§ 你的任务:
**1)** 在这段TensorFlow训练日志中，Global_step 12000 对应的 Train_loss 是多少？
**2)** 请把TensorFlow训练日志中从"In your particular"到"from this pool."的这一段原样重新录入。
**3)** 请从这篇TensorFlow内存分配说明的最后一句之后接着往下续写。

§ 文档片段:
2018-06-27 18:09:11.701458: I tensorflow/core/common_runtime/gpu/pool_allocator.cc:247] PoolAllocator: After 63521 get requests, put_count=63521 evicted_count=1000 eviction_rate=0.0157428 and unsatisfied allocation rate=0.0173171
2018-06-27 18:09:11.701503: I tensorflow/core/common_runtime/gpu/pool_allocator.cc:259] Raising pool_size_limit_ from 100 to 110
Global_step 2000 Train_loss: 0.0758
Global_step 3000 Train_loss: 0.0618
Global_step 4000 Train_loss: 0.0564
Global_step 5000 Train_loss: 0.0521
Global_step 6000 Train_loss: 0.0492
Global_step 7000 Train_loss: 0.0468
Global_step 8000 Train_loss: 0.0443
Global_step 9000 Train_loss: 0.0422
Global_step 10000 Train_loss: 0.0410
Global_step 11000 Train_loss: 0.0397
Global_step 12000 Train_loss: 0.0383
2018-06-27 18:13:59.743133: I tensorflow/core/common_runtime/gpu/pool_allocator.cc:247] PoolAllocator: After 71532 get requests, put_count=71532 evicted_count=1000 eviction_rate=0.0139798 and unsatisfied allocation rate=0.0143013
2018-06-27 18:13:59.743167: I tensorflow/core/common_runtime/gpu/pool_allocator.cc:259] Raising pool_size_limit_ from 256 to 281
除了常规的loss数据之外，我看到穿插在之间的warming informations ，虽然最后的结果没有任何问题，但是我抱着好奇的心态在stackoverflow找到了原因：
TensorFlow has multiple memory allocators, for memory that will be used in different ways. Their behavior has some adaptive aspects.
In your particular case, since you’re using a GPU, there is a PoolAllocator for CPU memory that is pre-registered with the GPU for fast DMA. A tensor that is expected to be transferred from CPU to GPU, e.g., will be allocated from this pool.

§ 所给材料:

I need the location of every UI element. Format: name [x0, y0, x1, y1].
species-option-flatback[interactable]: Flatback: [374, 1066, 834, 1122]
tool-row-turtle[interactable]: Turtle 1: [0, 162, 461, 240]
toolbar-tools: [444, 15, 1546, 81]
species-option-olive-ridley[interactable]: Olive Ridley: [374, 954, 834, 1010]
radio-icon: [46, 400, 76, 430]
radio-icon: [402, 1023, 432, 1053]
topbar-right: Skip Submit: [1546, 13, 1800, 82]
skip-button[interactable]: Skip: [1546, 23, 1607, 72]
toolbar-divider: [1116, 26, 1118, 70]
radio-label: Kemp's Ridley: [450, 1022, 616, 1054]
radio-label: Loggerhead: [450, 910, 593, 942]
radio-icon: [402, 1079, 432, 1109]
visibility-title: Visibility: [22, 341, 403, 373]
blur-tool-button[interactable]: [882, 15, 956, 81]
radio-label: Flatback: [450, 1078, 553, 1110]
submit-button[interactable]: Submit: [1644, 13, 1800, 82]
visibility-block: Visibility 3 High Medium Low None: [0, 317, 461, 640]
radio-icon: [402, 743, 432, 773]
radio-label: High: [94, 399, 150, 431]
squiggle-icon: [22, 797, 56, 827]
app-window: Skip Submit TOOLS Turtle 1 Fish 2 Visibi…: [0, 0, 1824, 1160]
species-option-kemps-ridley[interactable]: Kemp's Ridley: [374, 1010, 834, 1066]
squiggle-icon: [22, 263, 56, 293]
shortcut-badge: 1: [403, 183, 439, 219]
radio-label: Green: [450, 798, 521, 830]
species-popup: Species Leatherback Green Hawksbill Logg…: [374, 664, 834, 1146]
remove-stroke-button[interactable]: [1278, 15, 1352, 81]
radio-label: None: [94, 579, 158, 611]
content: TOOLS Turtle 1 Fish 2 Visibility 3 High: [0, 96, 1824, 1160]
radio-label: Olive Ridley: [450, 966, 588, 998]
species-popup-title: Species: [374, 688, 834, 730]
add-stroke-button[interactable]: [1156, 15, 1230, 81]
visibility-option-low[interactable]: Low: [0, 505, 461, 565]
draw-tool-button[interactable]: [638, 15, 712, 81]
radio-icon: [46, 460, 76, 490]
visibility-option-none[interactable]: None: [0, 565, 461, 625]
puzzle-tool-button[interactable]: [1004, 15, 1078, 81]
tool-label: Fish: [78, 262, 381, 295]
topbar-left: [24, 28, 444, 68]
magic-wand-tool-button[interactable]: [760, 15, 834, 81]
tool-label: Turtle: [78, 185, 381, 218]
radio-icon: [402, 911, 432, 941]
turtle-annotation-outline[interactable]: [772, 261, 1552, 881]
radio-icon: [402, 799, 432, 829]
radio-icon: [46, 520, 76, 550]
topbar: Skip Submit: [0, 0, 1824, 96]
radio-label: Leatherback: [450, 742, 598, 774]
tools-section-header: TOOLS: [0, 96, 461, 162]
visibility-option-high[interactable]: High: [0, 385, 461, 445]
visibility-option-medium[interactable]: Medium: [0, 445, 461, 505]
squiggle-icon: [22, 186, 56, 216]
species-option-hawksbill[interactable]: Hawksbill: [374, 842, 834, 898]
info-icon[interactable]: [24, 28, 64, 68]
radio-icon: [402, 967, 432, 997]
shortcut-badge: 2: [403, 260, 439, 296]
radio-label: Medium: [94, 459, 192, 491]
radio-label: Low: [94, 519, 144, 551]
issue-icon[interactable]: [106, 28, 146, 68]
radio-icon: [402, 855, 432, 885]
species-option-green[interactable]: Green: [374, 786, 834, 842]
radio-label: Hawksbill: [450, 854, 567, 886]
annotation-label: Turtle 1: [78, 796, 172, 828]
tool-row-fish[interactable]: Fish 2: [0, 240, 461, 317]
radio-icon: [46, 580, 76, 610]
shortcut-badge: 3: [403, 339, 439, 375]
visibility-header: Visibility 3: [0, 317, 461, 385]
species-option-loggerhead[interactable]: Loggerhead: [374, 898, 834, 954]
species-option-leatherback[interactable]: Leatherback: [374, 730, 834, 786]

§ 你的回答:
**1)** 0.0383

**2)**
In your particular case, since you’re using a GPU, there is a PoolAllocator for CPU memory that is pre-registered with the GPU for fast DMA. A tensor that is expected to be transferred from CPU to GPU, e.g., will be allocated from this pool.

**3)**
The PoolAllocators attempt to amortize the cost of calling a more expensive underlying allocator by keeping around a pool of allocated then freed chunks that are eligible for immediate reuse. Their default behavior is to grow slowly until the eviction rate drops below some constant. (The eviction rate is the proportion of free calls where we return an unused chunk from the pool to the underlying pool in order not to exceed the size limit.) In the log messages above, you see “Raising pool_sizelimit“ lines that show the pool size growing. Assuming that your program actually has a steady state behavior with a maximum size collection of chunks it needs, the pool will grow to accommodate it, and then grow no more. It behaves this way rather than simply retaining all chunks ever allocated so that sizes needed only rarely, or only during program startup, are less likely to be retained in the pool.
These messages should only be a cause for concern if you run out of memory. In such a case the log messages may help diagnose the problem. Note also that peak execution speed may only be attained after the memory pools have grown to the proper size.